» **Task requirements**: Set the listing down unchanged, minus every embedded image.

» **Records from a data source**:
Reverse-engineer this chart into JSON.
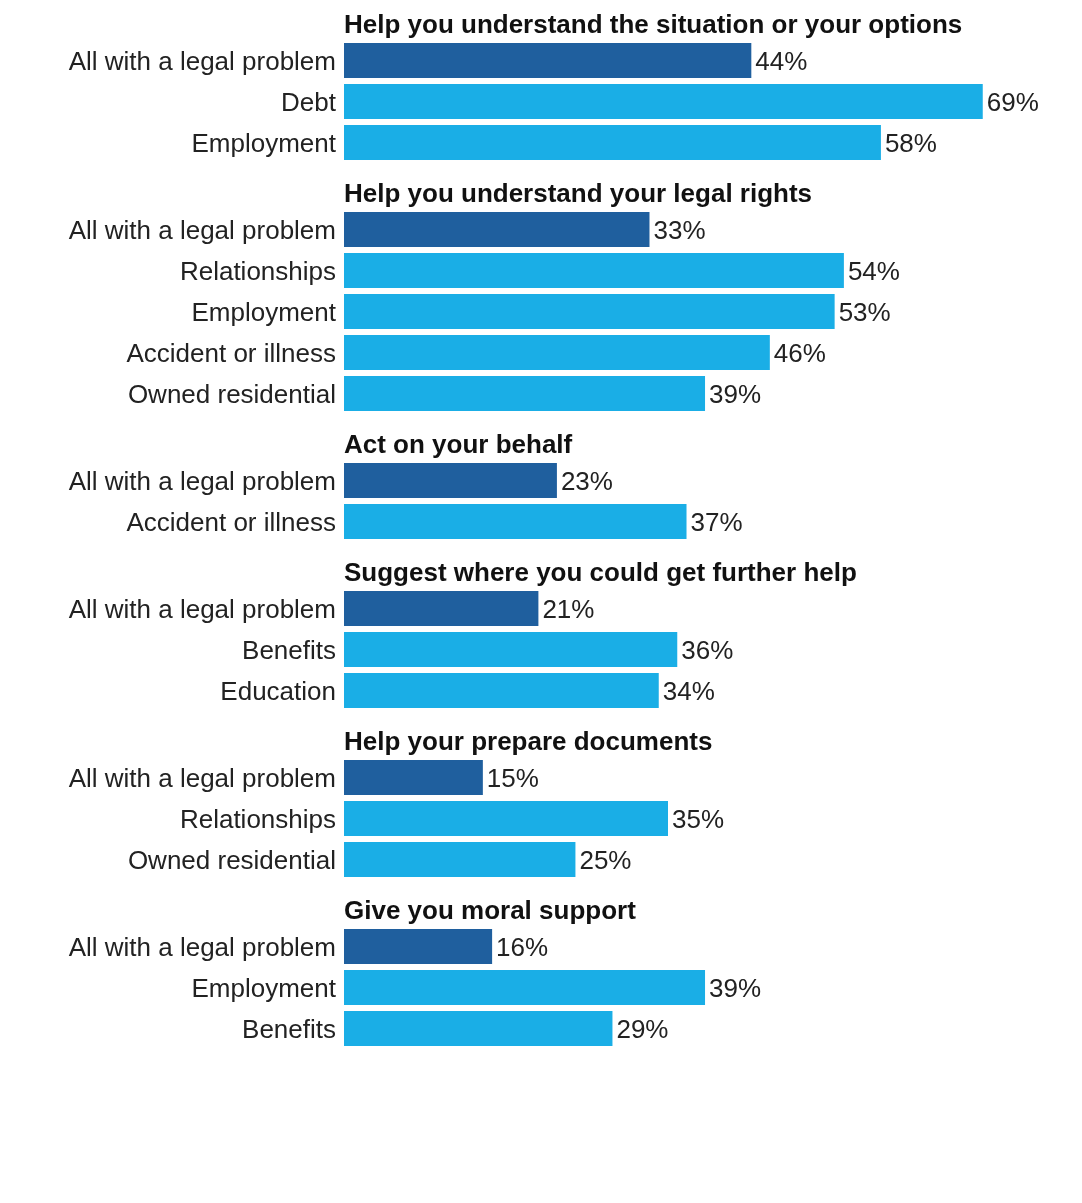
{
  "chart_data": [
    {
      "type": "bar",
      "orientation": "horizontal",
      "title": "Help you understand the situation or your options",
      "categories": [
        "All with a legal problem",
        "Debt",
        "Employment"
      ],
      "values": [
        44,
        69,
        58
      ],
      "colors": [
        "#1f5f9e",
        "#1aaee6",
        "#1aaee6"
      ],
      "value_labels": [
        "44%",
        "69%",
        "58%"
      ]
    },
    {
      "type": "bar",
      "orientation": "horizontal",
      "title": "Help you understand your legal rights",
      "categories": [
        "All with a legal problem",
        "Relationships",
        "Employment",
        "Accident or illness",
        "Owned residential"
      ],
      "values": [
        33,
        54,
        53,
        46,
        39
      ],
      "colors": [
        "#1f5f9e",
        "#1aaee6",
        "#1aaee6",
        "#1aaee6",
        "#1aaee6"
      ],
      "value_labels": [
        "33%",
        "54%",
        "53%",
        "46%",
        "39%"
      ]
    },
    {
      "type": "bar",
      "orientation": "horizontal",
      "title": "Act on your behalf",
      "categories": [
        "All with a legal problem",
        "Accident or illness"
      ],
      "values": [
        23,
        37
      ],
      "colors": [
        "#1f5f9e",
        "#1aaee6"
      ],
      "value_labels": [
        "23%",
        "37%"
      ]
    },
    {
      "type": "bar",
      "orientation": "horizontal",
      "title": "Suggest where you could get further help",
      "categories": [
        "All with a legal problem",
        "Benefits",
        "Education"
      ],
      "values": [
        21,
        36,
        34
      ],
      "colors": [
        "#1f5f9e",
        "#1aaee6",
        "#1aaee6"
      ],
      "value_labels": [
        "21%",
        "36%",
        "34%"
      ]
    },
    {
      "type": "bar",
      "orientation": "horizontal",
      "title": "Help your prepare documents",
      "categories": [
        "All with a legal problem",
        "Relationships",
        "Owned residential"
      ],
      "values": [
        15,
        35,
        25
      ],
      "colors": [
        "#1f5f9e",
        "#1aaee6",
        "#1aaee6"
      ],
      "value_labels": [
        "15%",
        "35%",
        "25%"
      ]
    },
    {
      "type": "bar",
      "orientation": "horizontal",
      "title": "Give you moral support",
      "categories": [
        "All with a legal problem",
        "Employment",
        "Benefits"
      ],
      "values": [
        16,
        39,
        29
      ],
      "colors": [
        "#1f5f9e",
        "#1aaee6",
        "#1aaee6"
      ],
      "value_labels": [
        "16%",
        "39%",
        "29%"
      ]
    }
  ]
}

» **Written solution**:
Reverse-engineer this chart into JSON.
{
  "chart_data": [
    {
      "type": "bar",
      "orientation": "horizontal",
      "title": "Help you understand the situation or your options",
      "categories": [
        "All with a legal problem",
        "Debt",
        "Employment"
      ],
      "values": [
        44,
        69,
        58
      ],
      "colors": [
        "#1f5f9e",
        "#1aaee6",
        "#1aaee6"
      ],
      "value_labels": [
        "44%",
        "69%",
        "58%"
      ]
    },
    {
      "type": "bar",
      "orientation": "horizontal",
      "title": "Help you understand your legal rights",
      "categories": [
        "All with a legal problem",
        "Relationships",
        "Employment",
        "Accident or illness",
        "Owned residential"
      ],
      "values": [
        33,
        54,
        53,
        46,
        39
      ],
      "colors": [
        "#1f5f9e",
        "#1aaee6",
        "#1aaee6",
        "#1aaee6",
        "#1aaee6"
      ],
      "value_labels": [
        "33%",
        "54%",
        "53%",
        "46%",
        "39%"
      ]
    },
    {
      "type": "bar",
      "orientation": "horizontal",
      "title": "Act on your behalf",
      "categories": [
        "All with a legal problem",
        "Accident or illness"
      ],
      "values": [
        23,
        37
      ],
      "colors": [
        "#1f5f9e",
        "#1aaee6"
      ],
      "value_labels": [
        "23%",
        "37%"
      ]
    },
    {
      "type": "bar",
      "orientation": "horizontal",
      "title": "Suggest where you could get further help",
      "categories": [
        "All with a legal problem",
        "Benefits",
        "Education"
      ],
      "values": [
        21,
        36,
        34
      ],
      "colors": [
        "#1f5f9e",
        "#1aaee6",
        "#1aaee6"
      ],
      "value_labels": [
        "21%",
        "36%",
        "34%"
      ]
    },
    {
      "type": "bar",
      "orientation": "horizontal",
      "title": "Help your prepare documents",
      "categories": [
        "All with a legal problem",
        "Relationships",
        "Owned residential"
      ],
      "values": [
        15,
        35,
        25
      ],
      "colors": [
        "#1f5f9e",
        "#1aaee6",
        "#1aaee6"
      ],
      "value_labels": [
        "15%",
        "35%",
        "25%"
      ]
    },
    {
      "type": "bar",
      "orientation": "horizontal",
      "title": "Give you moral support",
      "categories": [
        "All with a legal problem",
        "Employment",
        "Benefits"
      ],
      "values": [
        16,
        39,
        29
      ],
      "colors": [
        "#1f5f9e",
        "#1aaee6",
        "#1aaee6"
      ],
      "value_labels": [
        "16%",
        "39%",
        "29%"
      ]
    }
  ]
}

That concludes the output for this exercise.